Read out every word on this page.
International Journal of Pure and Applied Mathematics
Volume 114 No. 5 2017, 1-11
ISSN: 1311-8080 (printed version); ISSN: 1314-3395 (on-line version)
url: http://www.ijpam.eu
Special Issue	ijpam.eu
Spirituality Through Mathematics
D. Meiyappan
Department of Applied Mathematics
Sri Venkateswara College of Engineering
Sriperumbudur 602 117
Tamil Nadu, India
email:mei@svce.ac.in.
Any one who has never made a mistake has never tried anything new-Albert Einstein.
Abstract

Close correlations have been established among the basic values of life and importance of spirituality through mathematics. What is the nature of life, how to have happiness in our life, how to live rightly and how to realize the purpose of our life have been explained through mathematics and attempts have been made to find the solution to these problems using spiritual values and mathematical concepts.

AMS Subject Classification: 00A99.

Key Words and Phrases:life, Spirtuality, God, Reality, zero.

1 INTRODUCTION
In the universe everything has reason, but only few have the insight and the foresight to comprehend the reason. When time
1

* * *

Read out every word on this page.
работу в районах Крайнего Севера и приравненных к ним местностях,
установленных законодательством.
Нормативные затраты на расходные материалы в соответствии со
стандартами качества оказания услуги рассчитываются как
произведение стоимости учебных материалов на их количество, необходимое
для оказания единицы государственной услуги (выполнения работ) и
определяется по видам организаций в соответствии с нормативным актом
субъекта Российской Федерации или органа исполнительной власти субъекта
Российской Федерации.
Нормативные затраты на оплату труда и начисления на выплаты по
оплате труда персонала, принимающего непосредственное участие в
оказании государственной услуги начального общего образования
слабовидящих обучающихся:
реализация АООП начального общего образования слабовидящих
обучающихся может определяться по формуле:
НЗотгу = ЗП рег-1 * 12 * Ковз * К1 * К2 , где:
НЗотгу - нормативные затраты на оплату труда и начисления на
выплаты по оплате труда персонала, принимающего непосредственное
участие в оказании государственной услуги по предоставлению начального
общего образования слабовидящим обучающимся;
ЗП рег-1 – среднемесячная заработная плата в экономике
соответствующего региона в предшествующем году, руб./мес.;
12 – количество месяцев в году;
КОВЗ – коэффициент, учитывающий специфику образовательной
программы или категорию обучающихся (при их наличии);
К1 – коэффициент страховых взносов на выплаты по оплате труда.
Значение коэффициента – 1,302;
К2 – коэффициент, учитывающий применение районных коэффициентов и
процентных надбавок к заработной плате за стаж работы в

Task to carry out. The answer is a single number, the count of lines in the records that contain the string "слабовидящих".

Task result. 2